Starting from the first line of the material, duplicate every line character for character, and stop after the line that contains "candle-body [1092,535,1100,574]".

SUPPLIED RECORDS:
::::::::

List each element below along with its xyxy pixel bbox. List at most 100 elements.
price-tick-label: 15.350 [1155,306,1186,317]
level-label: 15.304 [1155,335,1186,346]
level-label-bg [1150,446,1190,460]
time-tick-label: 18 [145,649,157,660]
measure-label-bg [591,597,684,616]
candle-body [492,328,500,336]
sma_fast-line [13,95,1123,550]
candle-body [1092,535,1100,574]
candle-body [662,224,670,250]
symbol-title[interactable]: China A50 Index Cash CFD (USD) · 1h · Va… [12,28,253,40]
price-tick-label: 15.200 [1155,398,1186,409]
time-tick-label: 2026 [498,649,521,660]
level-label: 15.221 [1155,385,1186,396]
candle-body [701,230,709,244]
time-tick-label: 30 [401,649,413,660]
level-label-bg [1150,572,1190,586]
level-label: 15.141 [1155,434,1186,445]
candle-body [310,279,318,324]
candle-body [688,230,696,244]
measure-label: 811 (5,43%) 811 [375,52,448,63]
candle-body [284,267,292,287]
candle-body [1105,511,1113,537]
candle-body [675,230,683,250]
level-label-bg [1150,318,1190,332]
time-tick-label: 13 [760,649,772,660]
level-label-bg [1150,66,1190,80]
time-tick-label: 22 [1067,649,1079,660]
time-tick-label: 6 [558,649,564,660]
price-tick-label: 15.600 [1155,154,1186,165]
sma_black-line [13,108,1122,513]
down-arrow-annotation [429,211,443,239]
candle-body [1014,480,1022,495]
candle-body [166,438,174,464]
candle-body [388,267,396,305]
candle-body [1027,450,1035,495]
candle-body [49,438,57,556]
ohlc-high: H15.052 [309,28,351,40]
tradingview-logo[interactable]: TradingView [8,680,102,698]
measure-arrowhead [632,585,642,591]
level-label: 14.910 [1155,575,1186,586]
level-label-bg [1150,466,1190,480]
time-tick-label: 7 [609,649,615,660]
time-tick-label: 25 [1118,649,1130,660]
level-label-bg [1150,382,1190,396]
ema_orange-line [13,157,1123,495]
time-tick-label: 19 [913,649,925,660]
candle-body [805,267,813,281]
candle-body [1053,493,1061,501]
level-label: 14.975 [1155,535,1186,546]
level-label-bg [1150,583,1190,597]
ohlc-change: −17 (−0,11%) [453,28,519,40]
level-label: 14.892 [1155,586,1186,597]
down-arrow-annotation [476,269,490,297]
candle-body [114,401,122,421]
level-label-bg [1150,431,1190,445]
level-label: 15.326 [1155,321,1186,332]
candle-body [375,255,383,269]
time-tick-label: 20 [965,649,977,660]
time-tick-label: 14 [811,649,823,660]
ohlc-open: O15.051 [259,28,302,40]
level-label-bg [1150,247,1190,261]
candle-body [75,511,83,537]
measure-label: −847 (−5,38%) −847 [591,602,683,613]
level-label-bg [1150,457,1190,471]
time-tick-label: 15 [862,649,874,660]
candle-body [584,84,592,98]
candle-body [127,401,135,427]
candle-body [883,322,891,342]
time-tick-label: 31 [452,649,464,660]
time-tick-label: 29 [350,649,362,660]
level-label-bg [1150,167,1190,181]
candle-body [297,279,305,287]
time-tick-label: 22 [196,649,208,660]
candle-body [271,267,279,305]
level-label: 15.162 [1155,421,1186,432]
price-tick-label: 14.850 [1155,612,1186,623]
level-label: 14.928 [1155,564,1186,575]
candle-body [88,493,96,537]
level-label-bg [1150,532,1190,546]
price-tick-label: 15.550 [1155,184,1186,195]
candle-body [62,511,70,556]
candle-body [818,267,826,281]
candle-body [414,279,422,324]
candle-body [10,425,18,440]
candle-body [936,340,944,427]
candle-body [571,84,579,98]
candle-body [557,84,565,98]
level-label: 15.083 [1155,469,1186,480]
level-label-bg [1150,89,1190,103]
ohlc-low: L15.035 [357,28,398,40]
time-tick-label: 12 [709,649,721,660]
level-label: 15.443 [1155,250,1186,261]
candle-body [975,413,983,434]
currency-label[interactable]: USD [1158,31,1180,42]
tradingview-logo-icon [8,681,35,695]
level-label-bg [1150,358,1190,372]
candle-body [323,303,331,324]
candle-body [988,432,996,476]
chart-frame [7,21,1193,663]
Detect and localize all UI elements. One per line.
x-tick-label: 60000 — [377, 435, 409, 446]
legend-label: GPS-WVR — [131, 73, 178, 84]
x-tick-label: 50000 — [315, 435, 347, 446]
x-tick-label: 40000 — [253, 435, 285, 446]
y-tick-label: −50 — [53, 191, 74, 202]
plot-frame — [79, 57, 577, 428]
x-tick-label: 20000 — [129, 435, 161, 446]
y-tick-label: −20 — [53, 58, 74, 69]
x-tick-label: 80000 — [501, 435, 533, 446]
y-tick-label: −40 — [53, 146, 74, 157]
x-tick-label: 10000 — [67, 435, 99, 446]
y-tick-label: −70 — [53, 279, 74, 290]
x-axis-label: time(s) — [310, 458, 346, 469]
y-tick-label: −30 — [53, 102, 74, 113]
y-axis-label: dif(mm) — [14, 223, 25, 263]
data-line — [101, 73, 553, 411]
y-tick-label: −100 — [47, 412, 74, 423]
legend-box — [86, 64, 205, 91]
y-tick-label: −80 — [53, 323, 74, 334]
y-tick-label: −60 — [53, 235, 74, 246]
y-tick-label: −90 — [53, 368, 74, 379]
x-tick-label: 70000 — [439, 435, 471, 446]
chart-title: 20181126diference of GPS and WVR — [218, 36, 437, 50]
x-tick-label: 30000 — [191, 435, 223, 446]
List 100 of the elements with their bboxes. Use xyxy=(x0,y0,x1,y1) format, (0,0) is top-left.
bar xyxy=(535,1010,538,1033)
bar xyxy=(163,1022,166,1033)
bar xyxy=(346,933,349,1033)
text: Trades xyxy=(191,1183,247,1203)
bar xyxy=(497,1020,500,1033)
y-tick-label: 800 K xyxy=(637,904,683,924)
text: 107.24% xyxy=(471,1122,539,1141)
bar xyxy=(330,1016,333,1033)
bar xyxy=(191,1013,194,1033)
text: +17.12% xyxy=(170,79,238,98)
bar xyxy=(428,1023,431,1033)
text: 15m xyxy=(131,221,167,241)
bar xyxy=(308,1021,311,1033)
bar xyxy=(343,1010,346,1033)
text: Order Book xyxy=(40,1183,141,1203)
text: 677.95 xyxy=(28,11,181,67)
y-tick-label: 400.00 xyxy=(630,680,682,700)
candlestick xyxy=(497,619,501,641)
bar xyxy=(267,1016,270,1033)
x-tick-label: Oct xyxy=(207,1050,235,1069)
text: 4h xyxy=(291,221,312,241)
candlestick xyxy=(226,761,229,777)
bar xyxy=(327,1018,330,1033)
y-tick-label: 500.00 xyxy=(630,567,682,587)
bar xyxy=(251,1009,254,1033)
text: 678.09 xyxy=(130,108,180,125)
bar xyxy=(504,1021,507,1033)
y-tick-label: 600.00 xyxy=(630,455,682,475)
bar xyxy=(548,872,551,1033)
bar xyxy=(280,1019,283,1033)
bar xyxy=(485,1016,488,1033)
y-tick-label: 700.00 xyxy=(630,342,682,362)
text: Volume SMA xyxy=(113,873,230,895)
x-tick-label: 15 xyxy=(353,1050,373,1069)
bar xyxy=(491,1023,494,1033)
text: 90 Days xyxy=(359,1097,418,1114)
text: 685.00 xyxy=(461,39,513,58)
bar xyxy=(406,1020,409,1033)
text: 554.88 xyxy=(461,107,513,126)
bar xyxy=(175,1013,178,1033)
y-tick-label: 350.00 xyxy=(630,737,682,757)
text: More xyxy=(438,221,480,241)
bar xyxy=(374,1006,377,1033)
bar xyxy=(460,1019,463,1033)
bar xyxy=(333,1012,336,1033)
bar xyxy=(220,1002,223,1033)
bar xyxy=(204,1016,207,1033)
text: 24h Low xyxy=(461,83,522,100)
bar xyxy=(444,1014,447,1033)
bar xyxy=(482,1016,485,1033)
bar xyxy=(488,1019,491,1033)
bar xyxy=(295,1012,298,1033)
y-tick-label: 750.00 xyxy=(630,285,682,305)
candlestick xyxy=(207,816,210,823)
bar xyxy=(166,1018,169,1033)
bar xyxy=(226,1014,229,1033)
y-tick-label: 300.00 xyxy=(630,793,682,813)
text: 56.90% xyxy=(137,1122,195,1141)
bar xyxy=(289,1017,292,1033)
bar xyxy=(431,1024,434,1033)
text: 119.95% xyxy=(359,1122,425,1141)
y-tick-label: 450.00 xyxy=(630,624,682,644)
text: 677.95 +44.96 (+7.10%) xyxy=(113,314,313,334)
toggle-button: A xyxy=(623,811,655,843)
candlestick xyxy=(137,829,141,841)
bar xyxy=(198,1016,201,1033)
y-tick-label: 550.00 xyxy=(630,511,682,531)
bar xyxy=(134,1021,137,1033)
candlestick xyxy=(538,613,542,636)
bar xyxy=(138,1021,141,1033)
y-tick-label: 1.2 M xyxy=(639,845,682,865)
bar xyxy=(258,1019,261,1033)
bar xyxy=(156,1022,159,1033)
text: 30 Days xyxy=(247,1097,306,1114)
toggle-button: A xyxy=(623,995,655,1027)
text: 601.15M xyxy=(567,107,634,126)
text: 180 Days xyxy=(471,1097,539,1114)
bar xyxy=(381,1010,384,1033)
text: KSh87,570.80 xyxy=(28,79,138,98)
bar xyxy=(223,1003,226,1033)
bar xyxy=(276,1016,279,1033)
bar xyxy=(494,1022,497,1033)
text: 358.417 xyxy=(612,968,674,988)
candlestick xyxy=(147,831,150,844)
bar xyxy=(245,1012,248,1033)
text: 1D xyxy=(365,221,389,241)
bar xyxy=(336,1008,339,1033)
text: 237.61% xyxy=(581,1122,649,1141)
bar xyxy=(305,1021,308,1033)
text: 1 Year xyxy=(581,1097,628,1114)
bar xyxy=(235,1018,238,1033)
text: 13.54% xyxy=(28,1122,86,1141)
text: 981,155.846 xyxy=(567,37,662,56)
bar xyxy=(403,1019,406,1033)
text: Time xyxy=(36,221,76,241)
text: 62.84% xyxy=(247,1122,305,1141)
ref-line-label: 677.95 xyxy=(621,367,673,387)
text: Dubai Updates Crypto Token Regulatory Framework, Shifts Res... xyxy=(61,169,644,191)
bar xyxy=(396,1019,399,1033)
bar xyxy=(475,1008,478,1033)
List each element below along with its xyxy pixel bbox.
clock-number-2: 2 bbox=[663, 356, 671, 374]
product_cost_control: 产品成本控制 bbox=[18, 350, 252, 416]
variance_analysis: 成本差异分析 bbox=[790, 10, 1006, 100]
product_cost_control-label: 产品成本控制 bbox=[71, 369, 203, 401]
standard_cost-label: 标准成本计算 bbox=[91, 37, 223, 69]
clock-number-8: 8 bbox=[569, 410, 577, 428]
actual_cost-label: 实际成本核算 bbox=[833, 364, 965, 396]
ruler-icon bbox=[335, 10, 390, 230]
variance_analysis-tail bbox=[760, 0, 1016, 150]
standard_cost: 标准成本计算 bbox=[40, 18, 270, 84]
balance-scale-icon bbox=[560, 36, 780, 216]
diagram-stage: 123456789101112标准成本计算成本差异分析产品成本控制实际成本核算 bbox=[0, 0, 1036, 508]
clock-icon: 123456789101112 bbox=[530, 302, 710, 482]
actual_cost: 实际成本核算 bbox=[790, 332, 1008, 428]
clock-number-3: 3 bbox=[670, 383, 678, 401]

::::::::

SOLUTION BELOW:
List each element below along with its xyxy pixel bbox. List at most 100 elements.
price-tick-label: 15.350 [1155,306,1186,317]
level-label: 15.304 [1155,335,1186,346]
level-label-bg [1150,446,1190,460]
time-tick-label: 18 [145,649,157,660]
measure-label-bg [591,597,684,616]
candle-body [492,328,500,336]
sma_fast-line [13,95,1123,550]
candle-body [1092,535,1100,574]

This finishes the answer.